_Objective_
Bring together all lines of the material below that contain the string "States".

_Supplied data_
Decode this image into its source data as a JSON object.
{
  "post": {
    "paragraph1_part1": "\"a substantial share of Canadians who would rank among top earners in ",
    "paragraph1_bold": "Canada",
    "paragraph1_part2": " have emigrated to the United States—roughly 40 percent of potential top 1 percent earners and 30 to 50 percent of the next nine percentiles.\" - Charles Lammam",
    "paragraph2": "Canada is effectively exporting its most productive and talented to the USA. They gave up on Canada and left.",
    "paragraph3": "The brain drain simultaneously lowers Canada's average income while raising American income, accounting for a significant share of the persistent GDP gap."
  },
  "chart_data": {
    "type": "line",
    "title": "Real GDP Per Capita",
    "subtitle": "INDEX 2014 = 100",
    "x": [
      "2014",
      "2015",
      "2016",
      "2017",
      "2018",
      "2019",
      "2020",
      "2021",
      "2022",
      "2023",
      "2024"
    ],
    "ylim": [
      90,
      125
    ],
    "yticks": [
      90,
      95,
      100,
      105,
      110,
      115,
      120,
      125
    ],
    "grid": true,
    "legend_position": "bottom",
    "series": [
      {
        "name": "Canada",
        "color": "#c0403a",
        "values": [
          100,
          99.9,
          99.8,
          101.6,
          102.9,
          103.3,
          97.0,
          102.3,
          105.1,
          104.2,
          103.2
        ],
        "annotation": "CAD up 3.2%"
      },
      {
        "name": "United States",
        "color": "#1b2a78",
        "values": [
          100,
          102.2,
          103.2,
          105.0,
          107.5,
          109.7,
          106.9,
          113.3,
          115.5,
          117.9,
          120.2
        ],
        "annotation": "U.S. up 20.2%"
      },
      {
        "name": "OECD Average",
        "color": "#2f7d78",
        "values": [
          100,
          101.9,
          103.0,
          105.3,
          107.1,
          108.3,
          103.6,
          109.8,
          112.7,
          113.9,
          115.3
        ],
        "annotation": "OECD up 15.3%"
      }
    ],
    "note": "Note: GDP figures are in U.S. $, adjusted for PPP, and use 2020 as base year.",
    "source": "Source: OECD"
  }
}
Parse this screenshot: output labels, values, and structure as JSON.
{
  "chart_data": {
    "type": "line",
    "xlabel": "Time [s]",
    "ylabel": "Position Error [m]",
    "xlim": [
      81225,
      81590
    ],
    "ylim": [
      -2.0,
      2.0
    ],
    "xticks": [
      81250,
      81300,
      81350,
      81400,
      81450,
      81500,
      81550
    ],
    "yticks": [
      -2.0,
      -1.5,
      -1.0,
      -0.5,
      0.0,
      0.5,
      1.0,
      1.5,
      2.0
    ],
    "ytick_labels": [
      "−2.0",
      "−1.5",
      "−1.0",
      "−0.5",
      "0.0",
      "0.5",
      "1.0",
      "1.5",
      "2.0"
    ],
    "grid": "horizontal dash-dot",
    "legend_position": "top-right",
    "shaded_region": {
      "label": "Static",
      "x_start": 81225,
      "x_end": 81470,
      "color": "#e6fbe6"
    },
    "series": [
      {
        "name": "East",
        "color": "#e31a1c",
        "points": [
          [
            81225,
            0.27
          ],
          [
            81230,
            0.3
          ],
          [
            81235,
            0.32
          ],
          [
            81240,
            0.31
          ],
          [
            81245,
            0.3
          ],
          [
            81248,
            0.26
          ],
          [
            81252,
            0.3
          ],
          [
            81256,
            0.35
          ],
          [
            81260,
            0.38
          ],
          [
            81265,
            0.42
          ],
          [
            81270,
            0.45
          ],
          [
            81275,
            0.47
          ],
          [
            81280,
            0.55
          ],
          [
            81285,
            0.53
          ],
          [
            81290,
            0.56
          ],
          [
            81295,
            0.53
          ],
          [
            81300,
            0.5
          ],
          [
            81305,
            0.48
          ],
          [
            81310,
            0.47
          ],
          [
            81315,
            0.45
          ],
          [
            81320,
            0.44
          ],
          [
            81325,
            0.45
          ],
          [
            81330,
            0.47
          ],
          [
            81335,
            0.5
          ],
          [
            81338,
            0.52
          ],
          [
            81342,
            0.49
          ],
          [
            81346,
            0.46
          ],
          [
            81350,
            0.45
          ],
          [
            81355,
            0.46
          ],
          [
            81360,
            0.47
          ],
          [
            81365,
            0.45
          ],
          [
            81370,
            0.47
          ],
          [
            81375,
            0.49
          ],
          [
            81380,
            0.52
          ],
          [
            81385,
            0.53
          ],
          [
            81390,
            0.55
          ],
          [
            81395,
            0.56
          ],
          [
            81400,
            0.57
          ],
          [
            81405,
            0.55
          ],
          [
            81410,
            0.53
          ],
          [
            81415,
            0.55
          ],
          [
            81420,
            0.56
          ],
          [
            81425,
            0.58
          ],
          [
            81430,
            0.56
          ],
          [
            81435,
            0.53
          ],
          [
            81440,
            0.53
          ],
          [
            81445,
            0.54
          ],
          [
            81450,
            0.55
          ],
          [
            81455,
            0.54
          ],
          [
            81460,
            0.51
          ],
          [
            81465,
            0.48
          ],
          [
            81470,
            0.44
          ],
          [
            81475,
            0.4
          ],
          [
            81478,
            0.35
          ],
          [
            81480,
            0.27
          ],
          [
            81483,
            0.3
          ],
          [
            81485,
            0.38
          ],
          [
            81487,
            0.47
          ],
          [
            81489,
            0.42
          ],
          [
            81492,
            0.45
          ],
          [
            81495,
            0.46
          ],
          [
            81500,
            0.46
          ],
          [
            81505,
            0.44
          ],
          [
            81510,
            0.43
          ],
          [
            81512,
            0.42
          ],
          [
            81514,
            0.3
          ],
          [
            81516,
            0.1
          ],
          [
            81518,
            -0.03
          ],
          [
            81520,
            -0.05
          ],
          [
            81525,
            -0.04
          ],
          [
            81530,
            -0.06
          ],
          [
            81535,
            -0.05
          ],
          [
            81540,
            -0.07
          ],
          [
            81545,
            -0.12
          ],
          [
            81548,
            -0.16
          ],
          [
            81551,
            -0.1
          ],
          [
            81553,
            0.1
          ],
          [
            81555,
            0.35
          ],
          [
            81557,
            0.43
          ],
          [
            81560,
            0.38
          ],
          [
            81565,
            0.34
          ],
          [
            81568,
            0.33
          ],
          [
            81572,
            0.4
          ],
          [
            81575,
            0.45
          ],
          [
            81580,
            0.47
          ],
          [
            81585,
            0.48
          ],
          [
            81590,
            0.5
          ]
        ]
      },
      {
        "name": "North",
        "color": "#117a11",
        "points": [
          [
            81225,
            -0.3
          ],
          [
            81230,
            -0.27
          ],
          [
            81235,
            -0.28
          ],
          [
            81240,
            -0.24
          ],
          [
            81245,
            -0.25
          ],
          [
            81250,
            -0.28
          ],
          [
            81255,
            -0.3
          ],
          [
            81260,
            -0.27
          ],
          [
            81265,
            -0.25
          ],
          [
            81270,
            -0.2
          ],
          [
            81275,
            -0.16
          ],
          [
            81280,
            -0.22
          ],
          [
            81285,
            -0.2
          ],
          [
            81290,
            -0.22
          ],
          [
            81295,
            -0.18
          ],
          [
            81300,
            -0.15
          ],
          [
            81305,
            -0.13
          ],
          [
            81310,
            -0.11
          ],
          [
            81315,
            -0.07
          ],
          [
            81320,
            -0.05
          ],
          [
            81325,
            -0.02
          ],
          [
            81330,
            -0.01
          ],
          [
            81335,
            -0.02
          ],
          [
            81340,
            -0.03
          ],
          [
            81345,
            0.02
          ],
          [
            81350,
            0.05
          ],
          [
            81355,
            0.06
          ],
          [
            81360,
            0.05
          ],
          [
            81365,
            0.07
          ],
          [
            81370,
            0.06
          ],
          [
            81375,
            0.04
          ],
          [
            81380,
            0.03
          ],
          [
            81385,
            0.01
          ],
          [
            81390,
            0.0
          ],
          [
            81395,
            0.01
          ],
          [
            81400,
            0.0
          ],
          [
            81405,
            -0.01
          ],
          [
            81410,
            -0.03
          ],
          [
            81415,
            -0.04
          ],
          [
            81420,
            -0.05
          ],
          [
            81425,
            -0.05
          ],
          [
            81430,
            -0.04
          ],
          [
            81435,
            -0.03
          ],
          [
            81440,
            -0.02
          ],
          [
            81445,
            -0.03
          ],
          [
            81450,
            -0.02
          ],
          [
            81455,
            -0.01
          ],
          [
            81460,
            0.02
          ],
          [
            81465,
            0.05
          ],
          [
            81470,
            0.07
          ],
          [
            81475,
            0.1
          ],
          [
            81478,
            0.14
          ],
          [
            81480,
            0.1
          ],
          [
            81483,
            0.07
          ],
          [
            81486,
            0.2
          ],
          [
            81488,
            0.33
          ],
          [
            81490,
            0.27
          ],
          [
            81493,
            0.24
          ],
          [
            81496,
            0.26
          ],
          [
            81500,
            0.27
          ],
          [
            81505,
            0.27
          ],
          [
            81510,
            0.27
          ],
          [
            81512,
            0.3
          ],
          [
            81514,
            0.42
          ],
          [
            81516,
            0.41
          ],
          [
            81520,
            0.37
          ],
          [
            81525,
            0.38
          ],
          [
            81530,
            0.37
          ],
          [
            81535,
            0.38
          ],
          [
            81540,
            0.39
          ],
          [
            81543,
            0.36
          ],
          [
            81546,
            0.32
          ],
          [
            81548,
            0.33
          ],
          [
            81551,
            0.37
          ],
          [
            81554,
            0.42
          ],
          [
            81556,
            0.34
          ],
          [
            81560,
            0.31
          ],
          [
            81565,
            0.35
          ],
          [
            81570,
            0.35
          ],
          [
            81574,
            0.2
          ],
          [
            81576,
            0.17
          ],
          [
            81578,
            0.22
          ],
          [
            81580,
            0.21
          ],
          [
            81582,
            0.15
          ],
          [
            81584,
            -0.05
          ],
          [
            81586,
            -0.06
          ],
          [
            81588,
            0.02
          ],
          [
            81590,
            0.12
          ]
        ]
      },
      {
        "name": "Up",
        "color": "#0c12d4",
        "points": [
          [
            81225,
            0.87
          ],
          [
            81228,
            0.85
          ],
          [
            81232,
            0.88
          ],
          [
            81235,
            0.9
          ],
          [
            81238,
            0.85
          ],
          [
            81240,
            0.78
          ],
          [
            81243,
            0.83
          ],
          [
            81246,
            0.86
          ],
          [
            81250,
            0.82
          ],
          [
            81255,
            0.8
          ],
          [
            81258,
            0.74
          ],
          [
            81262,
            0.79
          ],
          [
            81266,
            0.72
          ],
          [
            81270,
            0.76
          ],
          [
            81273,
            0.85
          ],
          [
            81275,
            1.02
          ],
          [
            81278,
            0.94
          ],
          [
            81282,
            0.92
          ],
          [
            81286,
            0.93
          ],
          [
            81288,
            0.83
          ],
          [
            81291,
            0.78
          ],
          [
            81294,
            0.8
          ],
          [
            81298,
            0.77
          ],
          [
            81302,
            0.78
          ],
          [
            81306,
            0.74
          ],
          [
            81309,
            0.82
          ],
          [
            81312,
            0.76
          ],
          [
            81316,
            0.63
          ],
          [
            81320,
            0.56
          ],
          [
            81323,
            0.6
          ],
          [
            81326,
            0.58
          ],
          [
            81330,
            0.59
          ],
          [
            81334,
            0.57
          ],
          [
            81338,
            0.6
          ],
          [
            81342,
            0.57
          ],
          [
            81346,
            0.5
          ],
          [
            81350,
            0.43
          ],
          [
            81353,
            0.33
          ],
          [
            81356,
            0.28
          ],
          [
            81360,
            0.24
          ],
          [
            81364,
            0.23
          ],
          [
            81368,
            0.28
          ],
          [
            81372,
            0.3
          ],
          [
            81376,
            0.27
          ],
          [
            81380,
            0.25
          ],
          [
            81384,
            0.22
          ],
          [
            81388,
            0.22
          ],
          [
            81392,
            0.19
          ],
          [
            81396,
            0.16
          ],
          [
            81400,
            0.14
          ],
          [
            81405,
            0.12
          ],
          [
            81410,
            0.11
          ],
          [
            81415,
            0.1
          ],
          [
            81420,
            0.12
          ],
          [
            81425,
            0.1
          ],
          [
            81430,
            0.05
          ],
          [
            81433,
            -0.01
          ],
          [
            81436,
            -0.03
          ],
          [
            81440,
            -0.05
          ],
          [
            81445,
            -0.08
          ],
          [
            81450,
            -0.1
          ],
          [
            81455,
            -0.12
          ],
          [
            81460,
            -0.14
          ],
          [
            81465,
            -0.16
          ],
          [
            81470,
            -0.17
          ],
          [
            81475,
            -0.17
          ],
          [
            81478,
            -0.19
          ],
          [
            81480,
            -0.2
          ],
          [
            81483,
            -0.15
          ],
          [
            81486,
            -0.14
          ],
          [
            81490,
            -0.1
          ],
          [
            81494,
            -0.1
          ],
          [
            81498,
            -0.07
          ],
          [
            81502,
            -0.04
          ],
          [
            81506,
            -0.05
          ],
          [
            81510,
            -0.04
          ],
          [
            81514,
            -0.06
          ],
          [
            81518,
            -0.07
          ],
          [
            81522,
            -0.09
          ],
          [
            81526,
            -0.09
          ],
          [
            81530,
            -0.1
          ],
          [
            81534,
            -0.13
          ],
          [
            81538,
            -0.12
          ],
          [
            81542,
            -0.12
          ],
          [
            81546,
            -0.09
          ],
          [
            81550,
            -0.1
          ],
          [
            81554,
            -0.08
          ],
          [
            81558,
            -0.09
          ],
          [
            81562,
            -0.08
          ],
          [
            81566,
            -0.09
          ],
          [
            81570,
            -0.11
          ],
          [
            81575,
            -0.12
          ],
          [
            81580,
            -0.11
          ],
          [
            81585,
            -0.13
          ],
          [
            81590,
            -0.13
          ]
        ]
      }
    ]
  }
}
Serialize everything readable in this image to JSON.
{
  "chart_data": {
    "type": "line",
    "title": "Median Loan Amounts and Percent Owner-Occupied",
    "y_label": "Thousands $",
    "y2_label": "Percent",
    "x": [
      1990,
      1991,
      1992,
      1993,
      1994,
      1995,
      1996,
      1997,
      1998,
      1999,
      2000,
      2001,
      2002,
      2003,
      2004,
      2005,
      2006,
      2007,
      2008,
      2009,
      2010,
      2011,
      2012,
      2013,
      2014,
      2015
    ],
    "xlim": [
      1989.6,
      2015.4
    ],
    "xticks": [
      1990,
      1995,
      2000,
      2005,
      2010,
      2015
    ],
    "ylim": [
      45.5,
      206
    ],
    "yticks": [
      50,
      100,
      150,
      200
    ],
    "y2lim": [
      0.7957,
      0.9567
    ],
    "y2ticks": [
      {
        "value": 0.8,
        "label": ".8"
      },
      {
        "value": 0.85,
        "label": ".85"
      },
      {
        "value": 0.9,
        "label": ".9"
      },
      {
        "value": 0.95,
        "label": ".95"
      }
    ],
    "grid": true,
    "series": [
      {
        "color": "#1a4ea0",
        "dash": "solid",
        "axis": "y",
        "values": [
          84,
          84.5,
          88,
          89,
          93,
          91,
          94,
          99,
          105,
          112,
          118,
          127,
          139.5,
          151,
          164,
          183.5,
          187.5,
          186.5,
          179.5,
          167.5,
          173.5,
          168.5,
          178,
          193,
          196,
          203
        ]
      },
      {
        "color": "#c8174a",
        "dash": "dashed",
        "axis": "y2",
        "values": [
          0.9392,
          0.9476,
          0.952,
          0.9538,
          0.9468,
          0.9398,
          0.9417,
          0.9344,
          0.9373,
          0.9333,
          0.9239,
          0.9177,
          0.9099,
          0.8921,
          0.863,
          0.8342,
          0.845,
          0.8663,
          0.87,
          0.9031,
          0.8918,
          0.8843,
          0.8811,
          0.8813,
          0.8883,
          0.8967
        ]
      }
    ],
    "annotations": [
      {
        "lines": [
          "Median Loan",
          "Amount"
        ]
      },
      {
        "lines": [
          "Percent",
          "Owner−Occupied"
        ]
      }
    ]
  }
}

_Answer below_
    "paragraph1_part2": " have emigrated to the United States—roughly 40 percent of potential top 1 percent earners and 30 to 50 percent of the next nine percentiles.\" - Charles Lammam",
        "name": "United States",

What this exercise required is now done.